* **INSTRUCTION**:
In the data below, find every line that has the string "Other", and copy it.

━━━ RECORDS FOR THIS EXERCISE ━━━

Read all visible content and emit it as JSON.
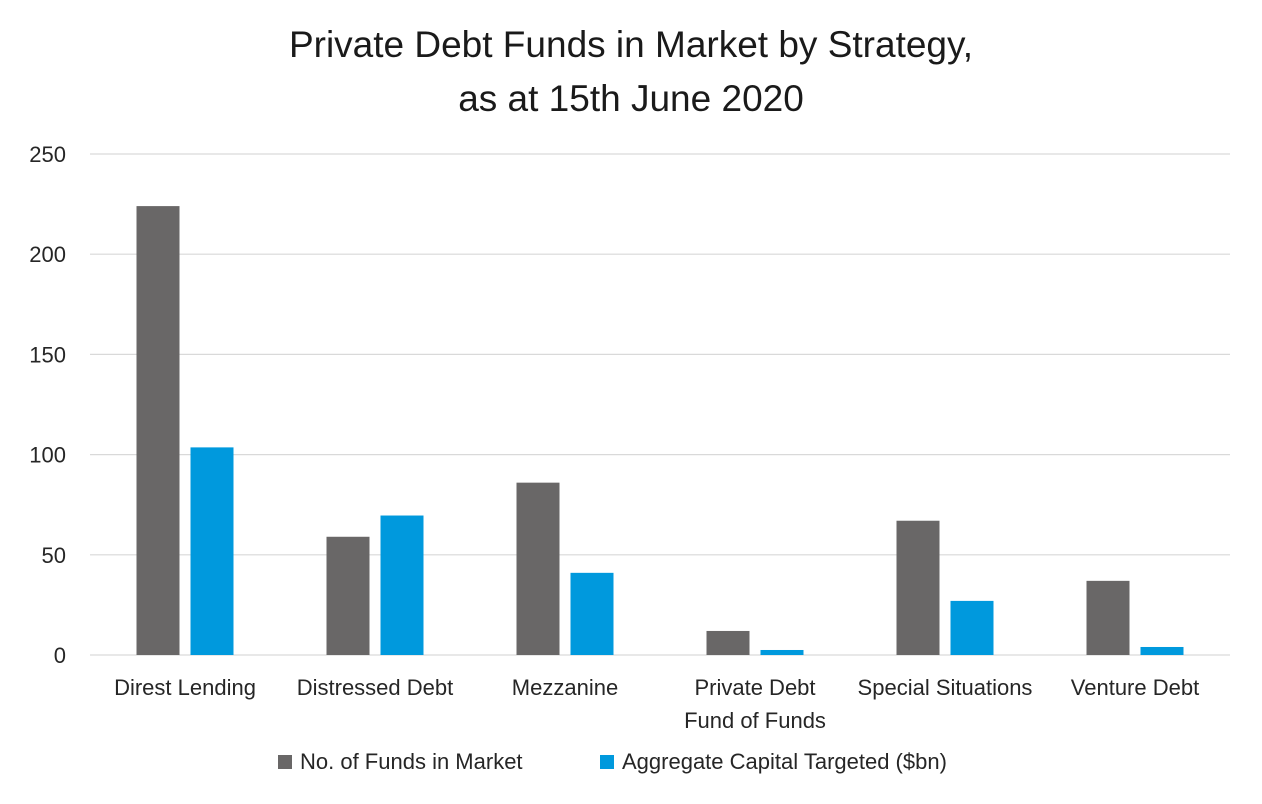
{
  "chart_data": {
    "type": "bar",
    "title": [
      "Private Debt Funds in Market by Strategy,",
      "as at 15th June 2020"
    ],
    "categories": [
      [
        "Direst Lending"
      ],
      [
        "Distressed Debt"
      ],
      [
        "Mezzanine"
      ],
      [
        "Private Debt",
        "Fund of Funds"
      ],
      [
        "Special Situations"
      ],
      [
        "Venture Debt"
      ]
    ],
    "series": [
      {
        "name": "No. of Funds in Market",
        "color": "#696767",
        "values": [
          224,
          59,
          86,
          12,
          67,
          37
        ]
      },
      {
        "name": "Aggregate Capital Targeted  ($bn)",
        "color": "#0099DD",
        "values": [
          103.6,
          69.6,
          41,
          2.5,
          27,
          4
        ]
      }
    ],
    "ylim": [
      0,
      250
    ],
    "yticks": [
      0,
      50,
      100,
      150,
      200,
      250
    ],
    "grid": true,
    "legend_position": "bottom"
  }
}
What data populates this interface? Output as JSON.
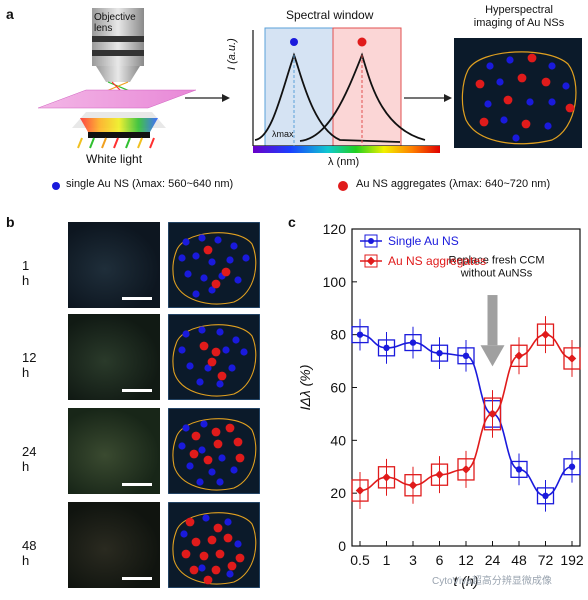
{
  "panel_a": {
    "letter": "a",
    "objective_label_line1": "Objective",
    "objective_label_line2": "lens",
    "white_light": "White light",
    "spectral_window": "Spectral window",
    "ylabel": "I (a.u.)",
    "xlabel": "λ (nm)",
    "lambda_max": "λmax",
    "hyperspectral_line1": "Hyperspectral",
    "hyperspectral_line2": "imaging of Au NSs",
    "legend_blue": "single Au NS (λmax: 560~640 nm)",
    "legend_red": "Au NS aggregates (λmax: 640~720 nm)",
    "colors": {
      "blue": "#1a1adc",
      "red": "#e01b1b",
      "orange": "#e0a020"
    }
  },
  "panel_b": {
    "letter": "b",
    "times": [
      "1 h",
      "12 h",
      "24 h",
      "48 h"
    ]
  },
  "panel_c": {
    "letter": "c",
    "annotation_line1": "Replace fresh CCM",
    "annotation_line2": "without AuNSs",
    "watermark": "CytoViva超高分辨显微成像"
  },
  "chart_data": {
    "type": "line",
    "categories": [
      "0.5",
      "1",
      "3",
      "6",
      "12",
      "24",
      "48",
      "72",
      "192"
    ],
    "xlabel": "t (h)",
    "ylabel": "IΔλ (%)",
    "ylim": [
      0,
      120
    ],
    "yticks": [
      0,
      20,
      40,
      60,
      80,
      100,
      120
    ],
    "legend": "top-left",
    "series": [
      {
        "name": "Single Au NS",
        "color": "#1a1adc",
        "values": [
          80,
          75,
          77,
          73,
          72,
          50,
          29,
          19,
          30
        ]
      },
      {
        "name": "Au NS aggregates",
        "color": "#e01b1b",
        "values": [
          21,
          26,
          23,
          27,
          29,
          50,
          72,
          80,
          71
        ]
      }
    ]
  }
}
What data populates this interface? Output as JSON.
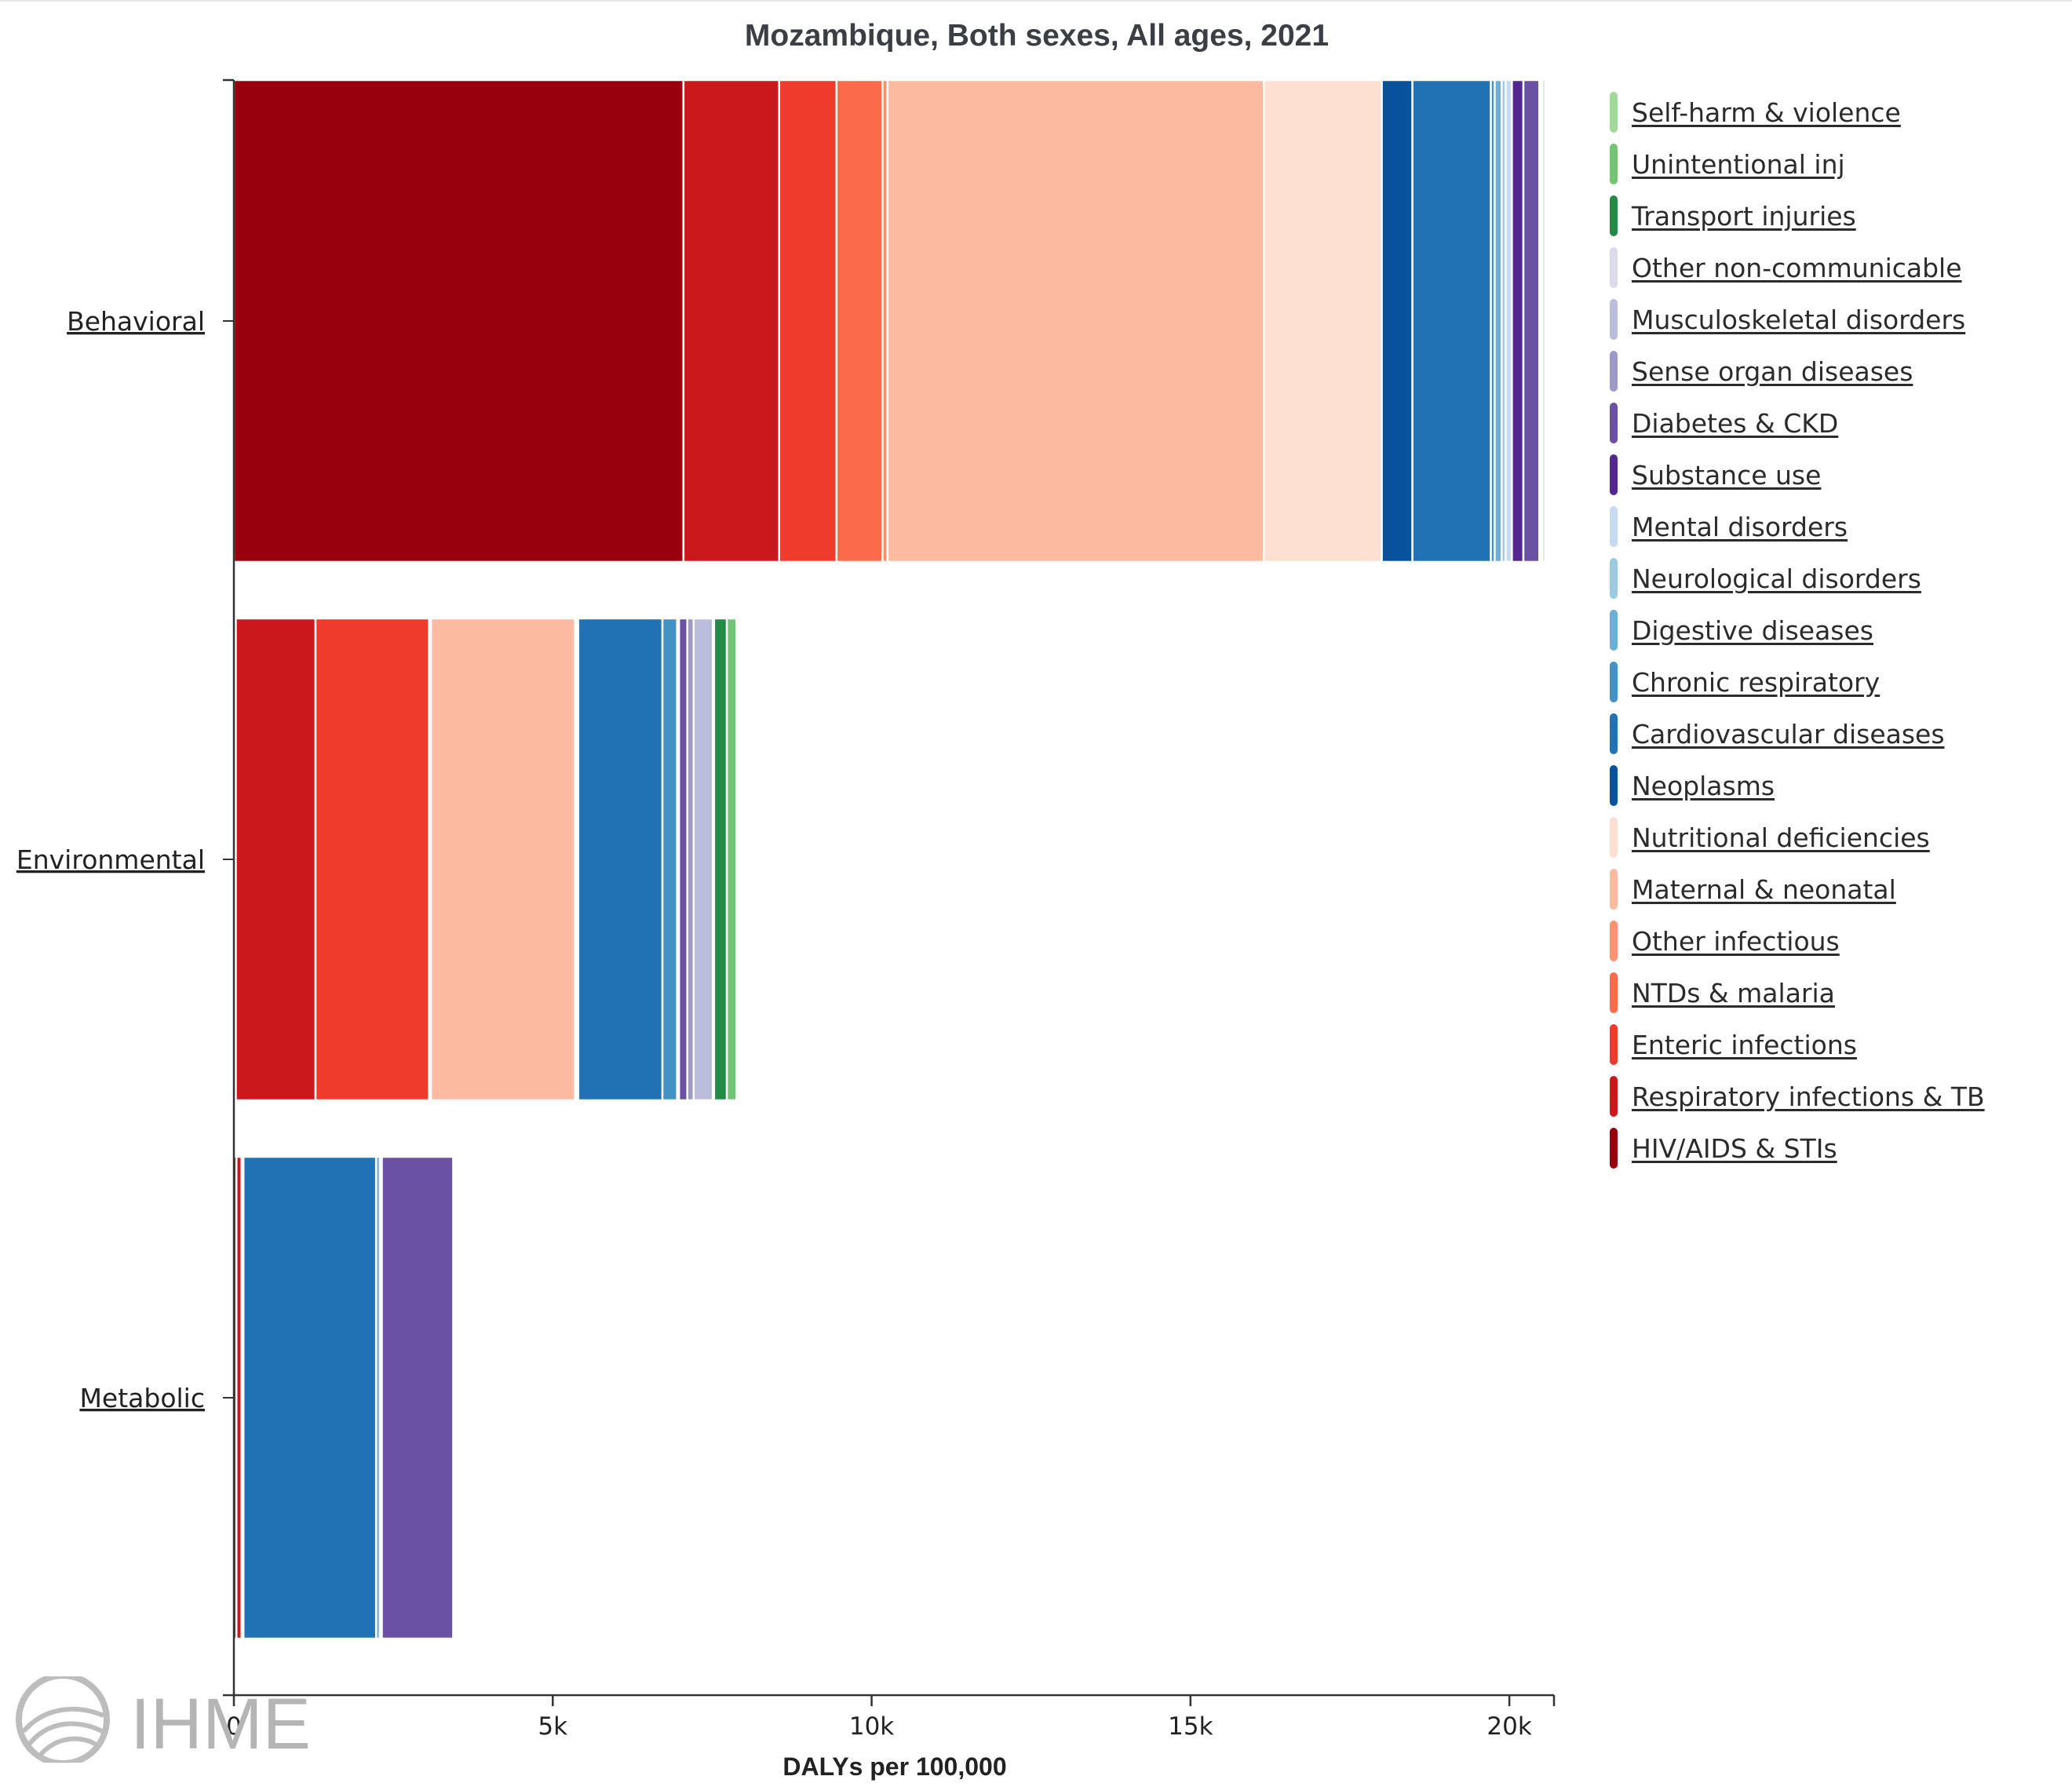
{
  "chart_data": {
    "type": "bar",
    "orientation": "horizontal",
    "stacked": true,
    "title": "Mozambique, Both sexes, All ages, 2021",
    "xlabel": "DALYs per 100,000",
    "ylabel": "",
    "xlim": [
      0,
      20700
    ],
    "x_ticks": [
      {
        "value": 0,
        "label": "0"
      },
      {
        "value": 5000,
        "label": "5k"
      },
      {
        "value": 10000,
        "label": "10k"
      },
      {
        "value": 15000,
        "label": "15k"
      },
      {
        "value": 20000,
        "label": "20k"
      }
    ],
    "grid": false,
    "legend_position": "right",
    "categories": [
      "Behavioral",
      "Environmental",
      "Metabolic"
    ],
    "series": [
      {
        "name": "HIV/AIDS & STIs",
        "color": "#99000d",
        "values": [
          7050,
          30,
          40
        ]
      },
      {
        "name": "Respiratory infections & TB",
        "color": "#cb181d",
        "values": [
          1500,
          1250,
          80
        ]
      },
      {
        "name": "Enteric infections",
        "color": "#ef3b2c",
        "values": [
          900,
          1780,
          30
        ]
      },
      {
        "name": "NTDs & malaria",
        "color": "#fb6a4a",
        "values": [
          720,
          20,
          0
        ]
      },
      {
        "name": "Other infectious",
        "color": "#fc9272",
        "values": [
          80,
          10,
          0
        ]
      },
      {
        "name": "Maternal & neonatal",
        "color": "#fcbba1",
        "values": [
          5900,
          2260,
          0
        ]
      },
      {
        "name": "Nutritional deficiencies",
        "color": "#fee0d2",
        "values": [
          1850,
          30,
          0
        ]
      },
      {
        "name": "Neoplasms",
        "color": "#08519c",
        "values": [
          480,
          20,
          0
        ]
      },
      {
        "name": "Cardiovascular diseases",
        "color": "#2171b5",
        "values": [
          1230,
          1320,
          2080
        ]
      },
      {
        "name": "Chronic respiratory",
        "color": "#4292c6",
        "values": [
          60,
          230,
          0
        ]
      },
      {
        "name": "Digestive diseases",
        "color": "#6baed6",
        "values": [
          110,
          10,
          60
        ]
      },
      {
        "name": "Neurological disorders",
        "color": "#9ecae1",
        "values": [
          60,
          20,
          30
        ]
      },
      {
        "name": "Mental disorders",
        "color": "#c6dbef",
        "values": [
          100,
          0,
          0
        ]
      },
      {
        "name": "Substance use",
        "color": "#54278f",
        "values": [
          180,
          0,
          0
        ]
      },
      {
        "name": "Diabetes & CKD",
        "color": "#6a51a3",
        "values": [
          250,
          130,
          1120
        ]
      },
      {
        "name": "Sense organ diseases",
        "color": "#9e9ac8",
        "values": [
          10,
          100,
          10
        ]
      },
      {
        "name": "Musculoskeletal disorders",
        "color": "#bcbddc",
        "values": [
          10,
          300,
          0
        ]
      },
      {
        "name": "Other non-communicable",
        "color": "#dadaeb",
        "values": [
          20,
          20,
          0
        ]
      },
      {
        "name": "Transport injuries",
        "color": "#238b45",
        "values": [
          0,
          200,
          0
        ]
      },
      {
        "name": "Unintentional inj",
        "color": "#74c476",
        "values": [
          10,
          150,
          0
        ]
      },
      {
        "name": "Self-harm & violence",
        "color": "#a1d99b",
        "values": [
          40,
          0,
          0
        ]
      }
    ]
  },
  "legend_order": [
    20,
    19,
    18,
    17,
    16,
    15,
    14,
    13,
    12,
    11,
    10,
    9,
    8,
    7,
    6,
    5,
    4,
    3,
    2,
    1,
    0
  ],
  "logo": {
    "icon": "ihme-logo-icon",
    "text": "IHME",
    "color": "#b5b5b5"
  }
}
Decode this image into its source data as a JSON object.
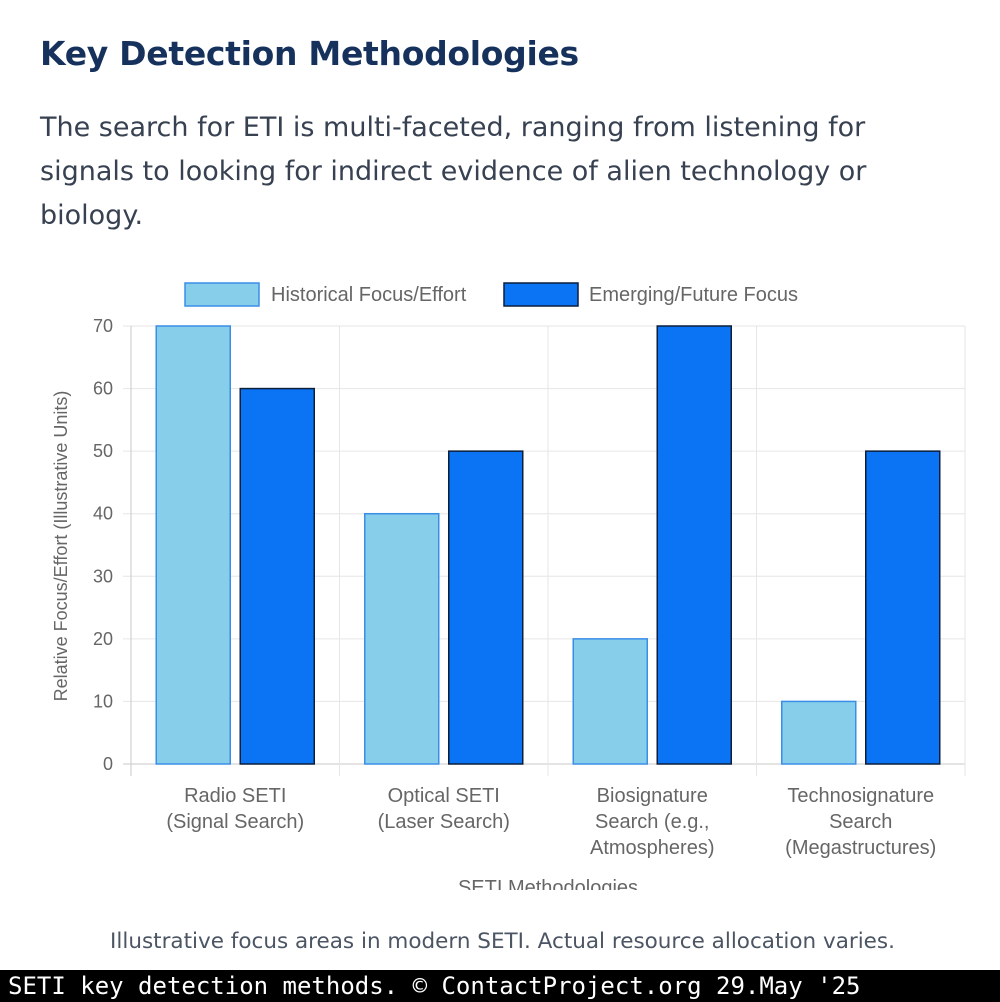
{
  "section": {
    "heading": "Key Detection Methodologies",
    "intro": "The search for ETI is multi-faceted, ranging from listening for signals to looking for indirect evidence of alien technology or biology.",
    "caption": "Illustrative focus areas in modern SETI. Actual resource allocation varies."
  },
  "footer": {
    "text": "SETI key detection methods. © ContactProject.org 29.May '25"
  },
  "chart_data": {
    "type": "bar",
    "title": "",
    "xlabel": "SETI Methodologies",
    "ylabel": "Relative Focus/Effort (Illustrative Units)",
    "ylim": [
      0,
      70
    ],
    "yticks": [
      0,
      10,
      20,
      30,
      40,
      50,
      60,
      70
    ],
    "grid": true,
    "legend_position": "top-center",
    "categories": [
      [
        "Radio SETI",
        "(Signal Search)"
      ],
      [
        "Optical SETI",
        "(Laser Search)"
      ],
      [
        "Biosignature",
        "Search (e.g.,",
        "Atmospheres)"
      ],
      [
        "Technosignature",
        "Search",
        "(Megastructures)"
      ]
    ],
    "series": [
      {
        "name": "Historical Focus/Effort",
        "values": [
          70,
          40,
          20,
          10
        ],
        "color": "#87ceeb",
        "border": "#3a8ee6"
      },
      {
        "name": "Emerging/Future Focus",
        "values": [
          60,
          50,
          70,
          50
        ],
        "color": "#0a74f5",
        "border": "#0b1f3a"
      }
    ]
  }
}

━━━

* **RESULT**:
        "name": "Other infectious",
        "name": "Other non-communicable",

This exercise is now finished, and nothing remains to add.